__TASK BRIEF__. Copy out the listing that follows exactly, dropping every picture.

━━━ RECORD SET

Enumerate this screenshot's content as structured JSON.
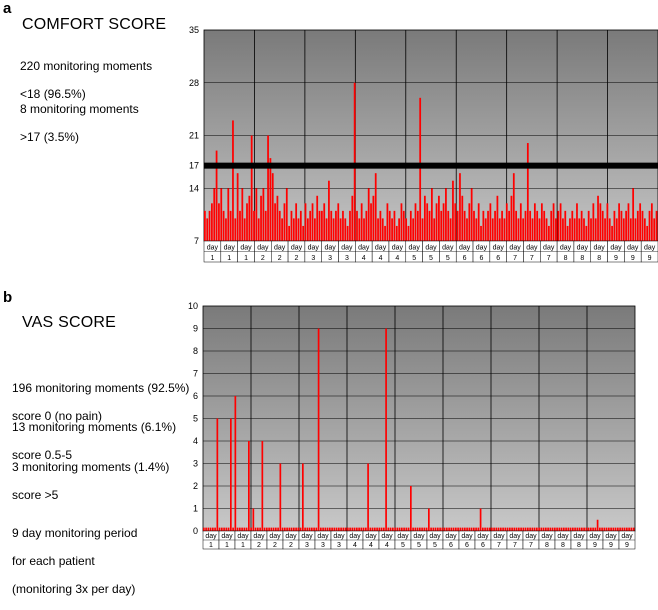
{
  "panel_a": {
    "letter": "a",
    "title": "COMFORT SCORE",
    "stat1_line1": "220 monitoring moments",
    "stat1_line2": "<18 (96.5%)",
    "stat2_line1": "8 monitoring moments",
    "stat2_line2": ">17 (3.5%)"
  },
  "panel_b": {
    "letter": "b",
    "title": "VAS SCORE",
    "stat1_line1": "196 monitoring moments (92.5%)",
    "stat1_line2": "score 0 (no pain)",
    "stat2_line1": "13 monitoring moments (6.1%)",
    "stat2_line2": "score 0.5-5",
    "stat3_line1": "3 monitoring moments (1.4%)",
    "stat3_line2": "score >5",
    "footer_line1": "9 day monitoring period",
    "footer_line2": "for each patient",
    "footer_line3": "(monitoring 3x per day)"
  },
  "chart_data": [
    {
      "type": "bar",
      "title": "COMFORT SCORE",
      "ylim": [
        7,
        35
      ],
      "yticks": [
        7,
        14,
        17,
        21,
        28,
        35
      ],
      "threshold": 17,
      "bar_color": "#ff0000",
      "threshold_color": "#000000",
      "grid": true,
      "day_groups": 9,
      "x_tick_labels": [
        {
          "day": "day",
          "num": "1"
        },
        {
          "day": "day",
          "num": "1"
        },
        {
          "day": "day",
          "num": "1"
        },
        {
          "day": "day",
          "num": "2"
        },
        {
          "day": "day",
          "num": "2"
        },
        {
          "day": "day",
          "num": "2"
        },
        {
          "day": "day",
          "num": "3"
        },
        {
          "day": "day",
          "num": "3"
        },
        {
          "day": "day",
          "num": "3"
        },
        {
          "day": "day",
          "num": "4"
        },
        {
          "day": "day",
          "num": "4"
        },
        {
          "day": "day",
          "num": "4"
        },
        {
          "day": "day",
          "num": "5"
        },
        {
          "day": "day",
          "num": "5"
        },
        {
          "day": "day",
          "num": "5"
        },
        {
          "day": "day",
          "num": "6"
        },
        {
          "day": "day",
          "num": "6"
        },
        {
          "day": "day",
          "num": "6"
        },
        {
          "day": "day",
          "num": "7"
        },
        {
          "day": "day",
          "num": "7"
        },
        {
          "day": "day",
          "num": "7"
        },
        {
          "day": "day",
          "num": "8"
        },
        {
          "day": "day",
          "num": "8"
        },
        {
          "day": "day",
          "num": "8"
        },
        {
          "day": "day",
          "num": "9"
        },
        {
          "day": "day",
          "num": "9"
        },
        {
          "day": "day",
          "num": "9"
        }
      ],
      "values": [
        11,
        10,
        11,
        12,
        14,
        19,
        12,
        14,
        11,
        10,
        14,
        11,
        23,
        10,
        16,
        11,
        14,
        10,
        12,
        13,
        21,
        11,
        14,
        10,
        13,
        14,
        11,
        21,
        18,
        16,
        12,
        13,
        11,
        10,
        12,
        14,
        9,
        11,
        10,
        12,
        10,
        11,
        9,
        12,
        10,
        11,
        12,
        10,
        13,
        11,
        11,
        12,
        10,
        15,
        11,
        10,
        11,
        12,
        10,
        11,
        10,
        9,
        11,
        13,
        28,
        11,
        10,
        12,
        10,
        11,
        14,
        12,
        13,
        16,
        10,
        11,
        10,
        9,
        12,
        11,
        10,
        11,
        9,
        10,
        12,
        11,
        10,
        9,
        11,
        10,
        12,
        11,
        26,
        10,
        13,
        12,
        11,
        14,
        10,
        12,
        13,
        11,
        12,
        14,
        11,
        10,
        15,
        12,
        11,
        16,
        13,
        11,
        10,
        12,
        14,
        11,
        10,
        12,
        9,
        11,
        10,
        11,
        12,
        10,
        11,
        13,
        10,
        11,
        10,
        12,
        11,
        13,
        16,
        11,
        10,
        12,
        10,
        11,
        20,
        11,
        10,
        12,
        11,
        10,
        12,
        11,
        10,
        9,
        11,
        12,
        10,
        11,
        12,
        10,
        11,
        9,
        10,
        11,
        10,
        12,
        10,
        11,
        10,
        9,
        11,
        10,
        12,
        10,
        13,
        12,
        11,
        10,
        12,
        10,
        9,
        11,
        10,
        12,
        11,
        10,
        11,
        12,
        10,
        14,
        10,
        11,
        12,
        11,
        10,
        9,
        11,
        12,
        10,
        11
      ]
    },
    {
      "type": "bar",
      "title": "VAS SCORE",
      "ylim": [
        0,
        10
      ],
      "yticks": [
        0,
        1,
        2,
        3,
        4,
        5,
        6,
        7,
        8,
        9,
        10
      ],
      "bar_color": "#ff0000",
      "grid": true,
      "day_groups": 9,
      "x_tick_labels": [
        {
          "day": "day",
          "num": "1"
        },
        {
          "day": "day",
          "num": "1"
        },
        {
          "day": "day",
          "num": "1"
        },
        {
          "day": "day",
          "num": "2"
        },
        {
          "day": "day",
          "num": "2"
        },
        {
          "day": "day",
          "num": "2"
        },
        {
          "day": "day",
          "num": "3"
        },
        {
          "day": "day",
          "num": "3"
        },
        {
          "day": "day",
          "num": "3"
        },
        {
          "day": "day",
          "num": "4"
        },
        {
          "day": "day",
          "num": "4"
        },
        {
          "day": "day",
          "num": "4"
        },
        {
          "day": "day",
          "num": "5"
        },
        {
          "day": "day",
          "num": "5"
        },
        {
          "day": "day",
          "num": "5"
        },
        {
          "day": "day",
          "num": "6"
        },
        {
          "day": "day",
          "num": "6"
        },
        {
          "day": "day",
          "num": "6"
        },
        {
          "day": "day",
          "num": "7"
        },
        {
          "day": "day",
          "num": "7"
        },
        {
          "day": "day",
          "num": "7"
        },
        {
          "day": "day",
          "num": "8"
        },
        {
          "day": "day",
          "num": "8"
        },
        {
          "day": "day",
          "num": "8"
        },
        {
          "day": "day",
          "num": "9"
        },
        {
          "day": "day",
          "num": "9"
        },
        {
          "day": "day",
          "num": "9"
        }
      ],
      "values": [
        0,
        0,
        0,
        0,
        0,
        0,
        5,
        0,
        0,
        0,
        0,
        0,
        5,
        0,
        6,
        0,
        0,
        0,
        0,
        0,
        4,
        0,
        1,
        0,
        0,
        0,
        4,
        0,
        0,
        0,
        0,
        0,
        0,
        0,
        3,
        0,
        0,
        0,
        0,
        0,
        0,
        0,
        0,
        0,
        3,
        0,
        0,
        0,
        0,
        0,
        0,
        9,
        0,
        0,
        0,
        0,
        0,
        0,
        0,
        0,
        0,
        0,
        0,
        0,
        0,
        0,
        0,
        0,
        0,
        0,
        0,
        0,
        0,
        3,
        0,
        0,
        0,
        0,
        0,
        0,
        0,
        9,
        0,
        0,
        0,
        0,
        0,
        0,
        0,
        0,
        0,
        0,
        2,
        0,
        0,
        0,
        0,
        0,
        0,
        0,
        1,
        0,
        0,
        0,
        0,
        0,
        0,
        0,
        0,
        0,
        0,
        0,
        0,
        0,
        0,
        0,
        0,
        0,
        0,
        0,
        0,
        0,
        0,
        1,
        0,
        0,
        0,
        0,
        0,
        0,
        0,
        0,
        0,
        0,
        0,
        0,
        0,
        0,
        0,
        0,
        0,
        0,
        0,
        0,
        0,
        0,
        0,
        0,
        0,
        0,
        0,
        0,
        0,
        0,
        0,
        0,
        0,
        0,
        0,
        0,
        0,
        0,
        0,
        0,
        0,
        0,
        0,
        0,
        0,
        0,
        0,
        0,
        0,
        0,
        0,
        0.5,
        0,
        0,
        0,
        0,
        0,
        0,
        0,
        0,
        0,
        0,
        0,
        0,
        0,
        0,
        0,
        0
      ]
    }
  ]
}
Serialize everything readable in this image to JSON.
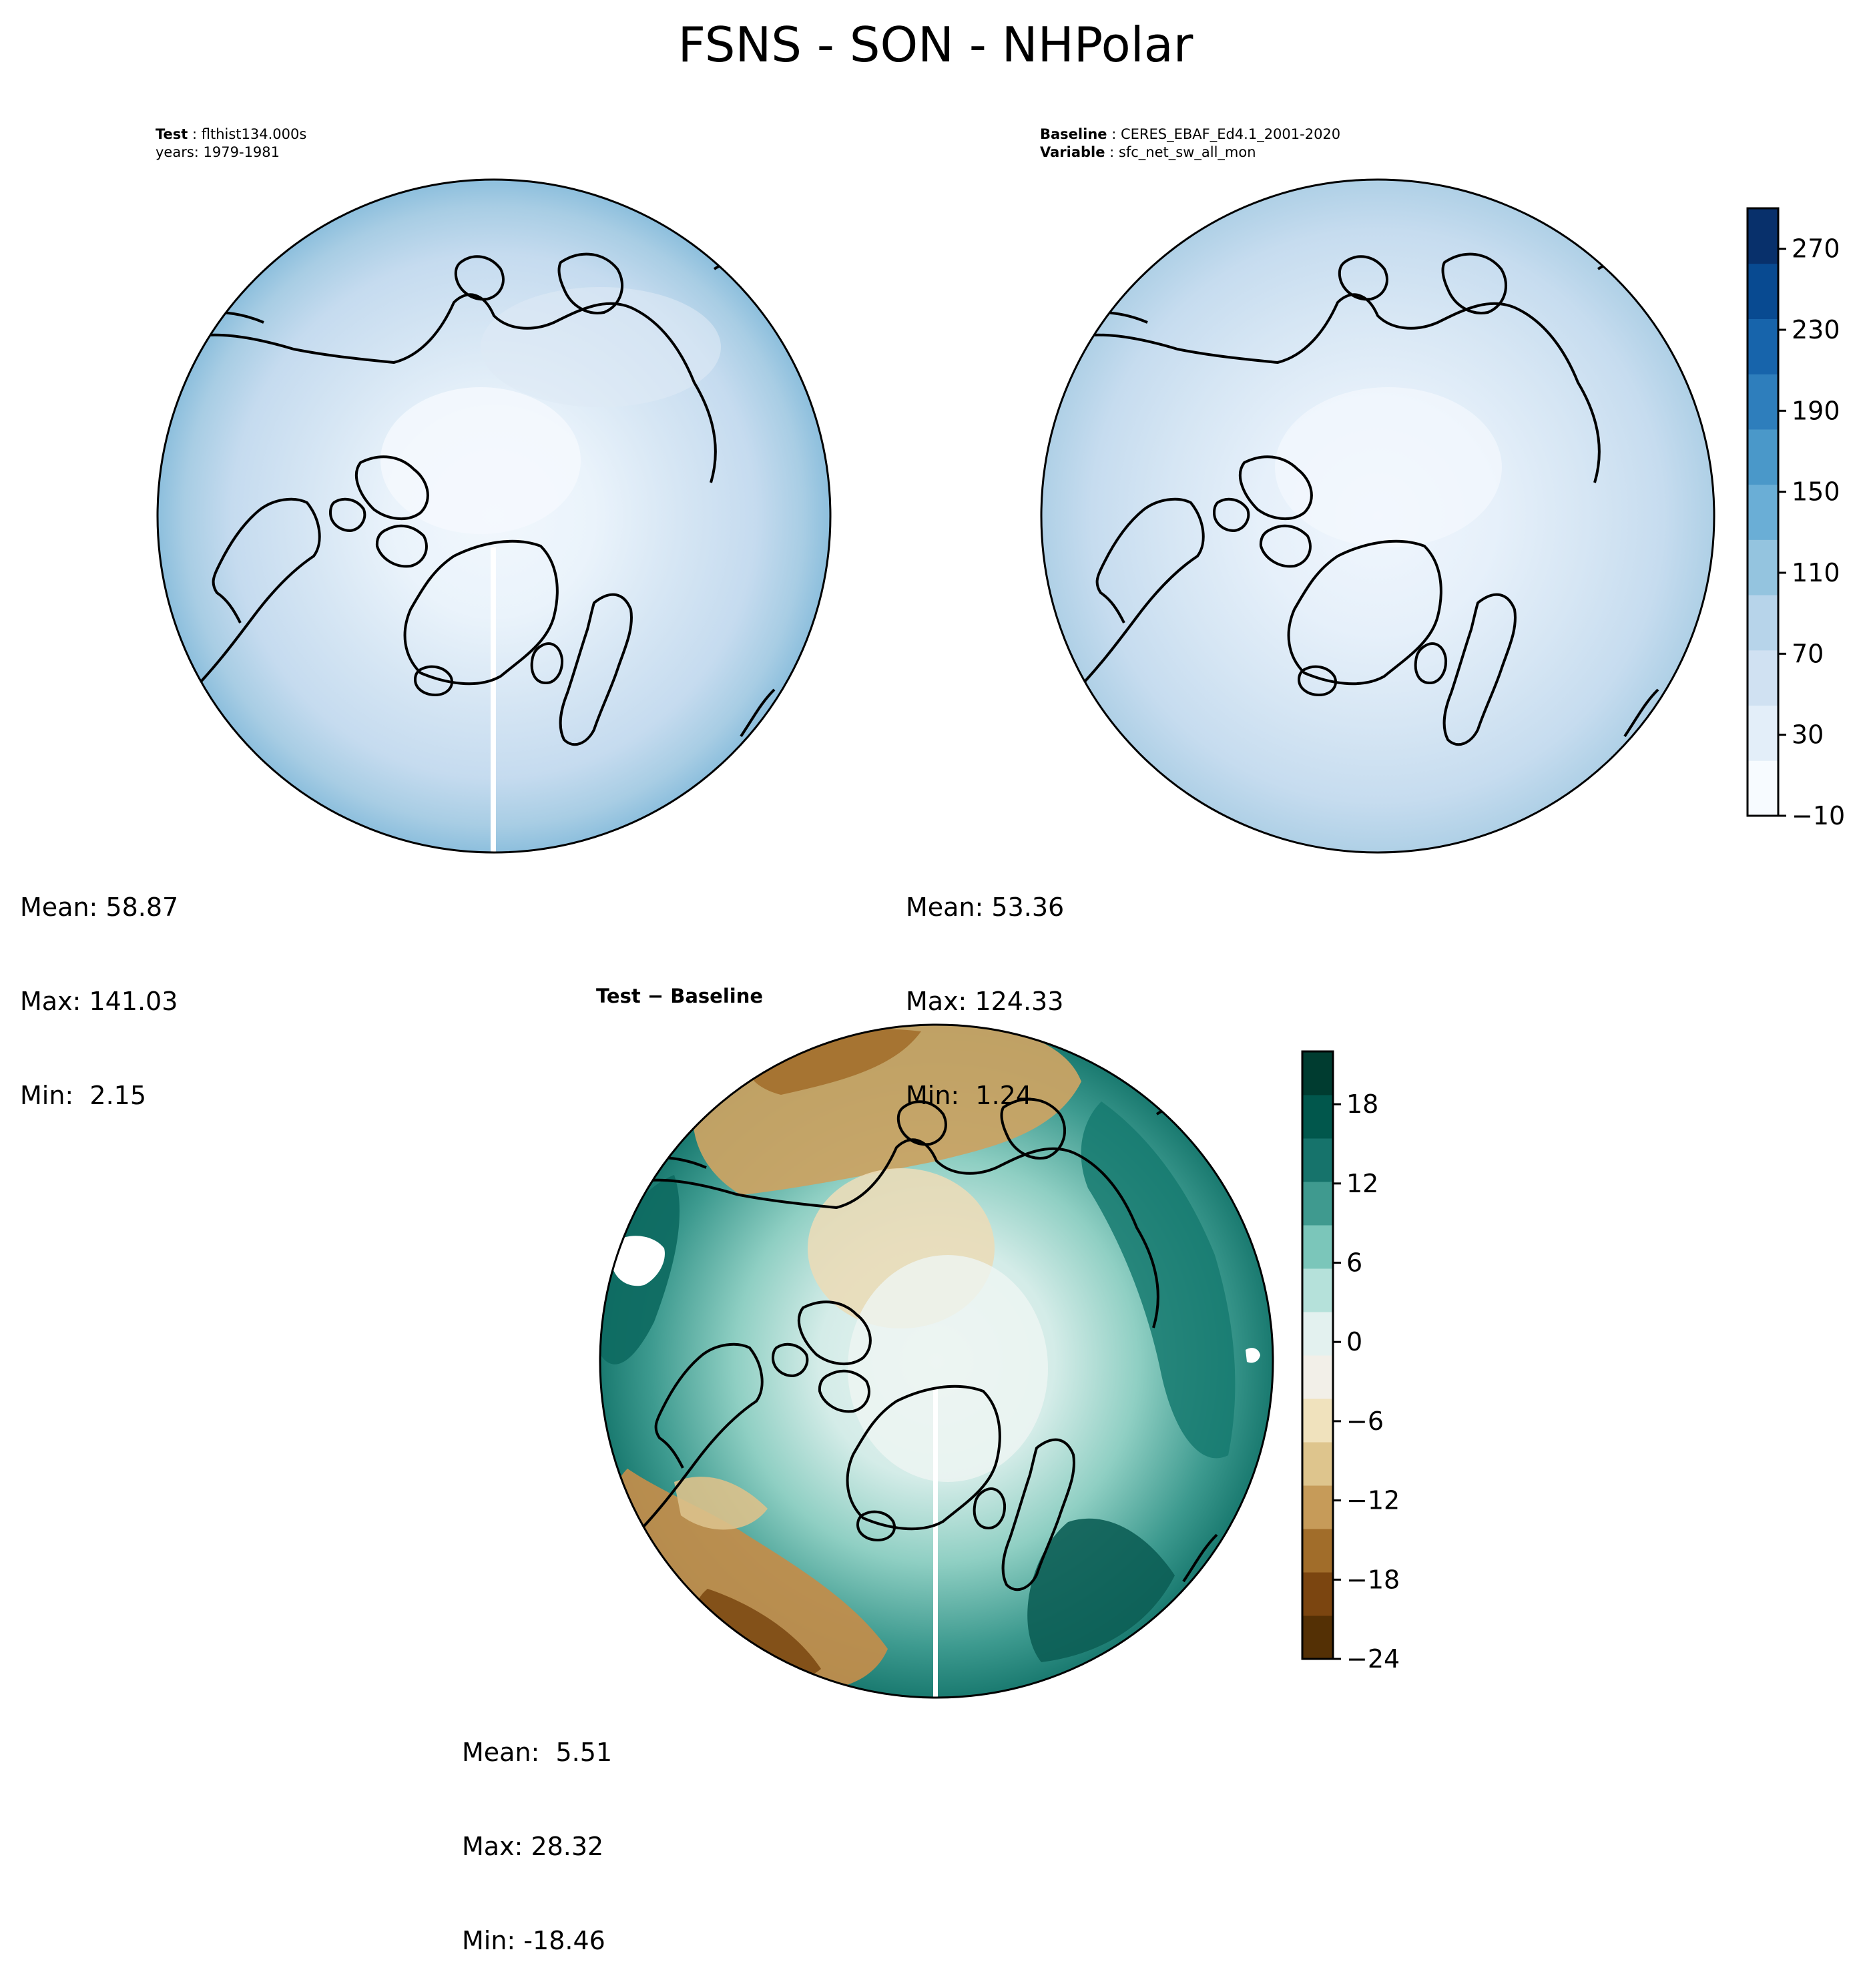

━━━━━━

__OUTPUT OF THE EXERCISE__.
Enumerate this screenshot's content as structured JSON.
{
  "panel_a": {
    "letter": "a",
    "title": "COMFORT SCORE",
    "stat1_line1": "220 monitoring moments",
    "stat1_line2": "<18 (96.5%)",
    "stat2_line1": "8 monitoring moments",
    "stat2_line2": ">17 (3.5%)"
  },
  "panel_b": {
    "letter": "b",
    "title": "VAS SCORE",
    "stat1_line1": "196 monitoring moments (92.5%)",
    "stat1_line2": "score 0 (no pain)",
    "stat2_line1": "13 monitoring moments (6.1%)",
    "stat2_line2": "score 0.5-5",
    "stat3_line1": "3 monitoring moments (1.4%)",
    "stat3_line2": "score >5",
    "footer_line1": "9 day monitoring period",
    "footer_line2": "for each patient",
    "footer_line3": "(monitoring 3x per day)"
  },
  "chart_data": [
    {
      "type": "bar",
      "title": "COMFORT SCORE",
      "ylim": [
        7,
        35
      ],
      "yticks": [
        7,
        14,
        17,
        21,
        28,
        35
      ],
      "threshold": 17,
      "bar_color": "#ff0000",
      "threshold_color": "#000000",
      "grid": true,
      "day_groups": 9,
      "x_tick_labels": [
        {
          "day": "day",
          "num": "1"
        },
        {
          "day": "day",
          "num": "1"
        },
        {
          "day": "day",
          "num": "1"
        },
        {
          "day": "day",
          "num": "2"
        },
        {
          "day": "day",
          "num": "2"
        },
        {
          "day": "day",
          "num": "2"
        },
        {
          "day": "day",
          "num": "3"
        },
        {
          "day": "day",
          "num": "3"
        },
        {
          "day": "day",
          "num": "3"
        },
        {
          "day": "day",
          "num": "4"
        },
        {
          "day": "day",
          "num": "4"
        },
        {
          "day": "day",
          "num": "4"
        },
        {
          "day": "day",
          "num": "5"
        },
        {
          "day": "day",
          "num": "5"
        },
        {
          "day": "day",
          "num": "5"
        },
        {
          "day": "day",
          "num": "6"
        },
        {
          "day": "day",
          "num": "6"
        },
        {
          "day": "day",
          "num": "6"
        },
        {
          "day": "day",
          "num": "7"
        },
        {
          "day": "day",
          "num": "7"
        },
        {
          "day": "day",
          "num": "7"
        },
        {
          "day": "day",
          "num": "8"
        },
        {
          "day": "day",
          "num": "8"
        },
        {
          "day": "day",
          "num": "8"
        },
        {
          "day": "day",
          "num": "9"
        },
        {
          "day": "day",
          "num": "9"
        },
        {
          "day": "day",
          "num": "9"
        }
      ],
      "values": [
        11,
        10,
        11,
        12,
        14,
        19,
        12,
        14,
        11,
        10,
        14,
        11,
        23,
        10,
        16,
        11,
        14,
        10,
        12,
        13,
        21,
        11,
        14,
        10,
        13,
        14,
        11,
        21,
        18,
        16,
        12,
        13,
        11,
        10,
        12,
        14,
        9,
        11,
        10,
        12,
        10,
        11,
        9,
        12,
        10,
        11,
        12,
        10,
        13,
        11,
        11,
        12,
        10,
        15,
        11,
        10,
        11,
        12,
        10,
        11,
        10,
        9,
        11,
        13,
        28,
        11,
        10,
        12,
        10,
        11,
        14,
        12,
        13,
        16,
        10,
        11,
        10,
        9,
        12,
        11,
        10,
        11,
        9,
        10,
        12,
        11,
        10,
        9,
        11,
        10,
        12,
        11,
        26,
        10,
        13,
        12,
        11,
        14,
        10,
        12,
        13,
        11,
        12,
        14,
        11,
        10,
        15,
        12,
        11,
        16,
        13,
        11,
        10,
        12,
        14,
        11,
        10,
        12,
        9,
        11,
        10,
        11,
        12,
        10,
        11,
        13,
        10,
        11,
        10,
        12,
        11,
        13,
        16,
        11,
        10,
        12,
        10,
        11,
        20,
        11,
        10,
        12,
        11,
        10,
        12,
        11,
        10,
        9,
        11,
        12,
        10,
        11,
        12,
        10,
        11,
        9,
        10,
        11,
        10,
        12,
        10,
        11,
        10,
        9,
        11,
        10,
        12,
        10,
        13,
        12,
        11,
        10,
        12,
        10,
        9,
        11,
        10,
        12,
        11,
        10,
        11,
        12,
        10,
        14,
        10,
        11,
        12,
        11,
        10,
        9,
        11,
        12,
        10,
        11
      ]
    },
    {
      "type": "bar",
      "title": "VAS SCORE",
      "ylim": [
        0,
        10
      ],
      "yticks": [
        0,
        1,
        2,
        3,
        4,
        5,
        6,
        7,
        8,
        9,
        10
      ],
      "bar_color": "#ff0000",
      "grid": true,
      "day_groups": 9,
      "x_tick_labels": [
        {
          "day": "day",
          "num": "1"
        },
        {
          "day": "day",
          "num": "1"
        },
        {
          "day": "day",
          "num": "1"
        },
        {
          "day": "day",
          "num": "2"
        },
        {
          "day": "day",
          "num": "2"
        },
        {
          "day": "day",
          "num": "2"
        },
        {
          "day": "day",
          "num": "3"
        },
        {
          "day": "day",
          "num": "3"
        },
        {
          "day": "day",
          "num": "3"
        },
        {
          "day": "day",
          "num": "4"
        },
        {
          "day": "day",
          "num": "4"
        },
        {
          "day": "day",
          "num": "4"
        },
        {
          "day": "day",
          "num": "5"
        },
        {
          "day": "day",
          "num": "5"
        },
        {
          "day": "day",
          "num": "5"
        },
        {
          "day": "day",
          "num": "6"
        },
        {
          "day": "day",
          "num": "6"
        },
        {
          "day": "day",
          "num": "6"
        },
        {
          "day": "day",
          "num": "7"
        },
        {
          "day": "day",
          "num": "7"
        },
        {
          "day": "day",
          "num": "7"
        },
        {
          "day": "day",
          "num": "8"
        },
        {
          "day": "day",
          "num": "8"
        },
        {
          "day": "day",
          "num": "8"
        },
        {
          "day": "day",
          "num": "9"
        },
        {
          "day": "day",
          "num": "9"
        },
        {
          "day": "day",
          "num": "9"
        }
      ],
      "values": [
        0,
        0,
        0,
        0,
        0,
        0,
        5,
        0,
        0,
        0,
        0,
        0,
        5,
        0,
        6,
        0,
        0,
        0,
        0,
        0,
        4,
        0,
        1,
        0,
        0,
        0,
        4,
        0,
        0,
        0,
        0,
        0,
        0,
        0,
        3,
        0,
        0,
        0,
        0,
        0,
        0,
        0,
        0,
        0,
        3,
        0,
        0,
        0,
        0,
        0,
        0,
        9,
        0,
        0,
        0,
        0,
        0,
        0,
        0,
        0,
        0,
        0,
        0,
        0,
        0,
        0,
        0,
        0,
        0,
        0,
        0,
        0,
        0,
        3,
        0,
        0,
        0,
        0,
        0,
        0,
        0,
        9,
        0,
        0,
        0,
        0,
        0,
        0,
        0,
        0,
        0,
        0,
        2,
        0,
        0,
        0,
        0,
        0,
        0,
        0,
        1,
        0,
        0,
        0,
        0,
        0,
        0,
        0,
        0,
        0,
        0,
        0,
        0,
        0,
        0,
        0,
        0,
        0,
        0,
        0,
        0,
        0,
        0,
        1,
        0,
        0,
        0,
        0,
        0,
        0,
        0,
        0,
        0,
        0,
        0,
        0,
        0,
        0,
        0,
        0,
        0,
        0,
        0,
        0,
        0,
        0,
        0,
        0,
        0,
        0,
        0,
        0,
        0,
        0,
        0,
        0,
        0,
        0,
        0,
        0,
        0,
        0,
        0,
        0,
        0,
        0,
        0,
        0,
        0,
        0,
        0,
        0,
        0,
        0,
        0,
        0.5,
        0,
        0,
        0,
        0,
        0,
        0,
        0,
        0,
        0,
        0,
        0,
        0,
        0,
        0,
        0,
        0
      ]
    }
  ]
}
Serialize everything readable in this image to JSON.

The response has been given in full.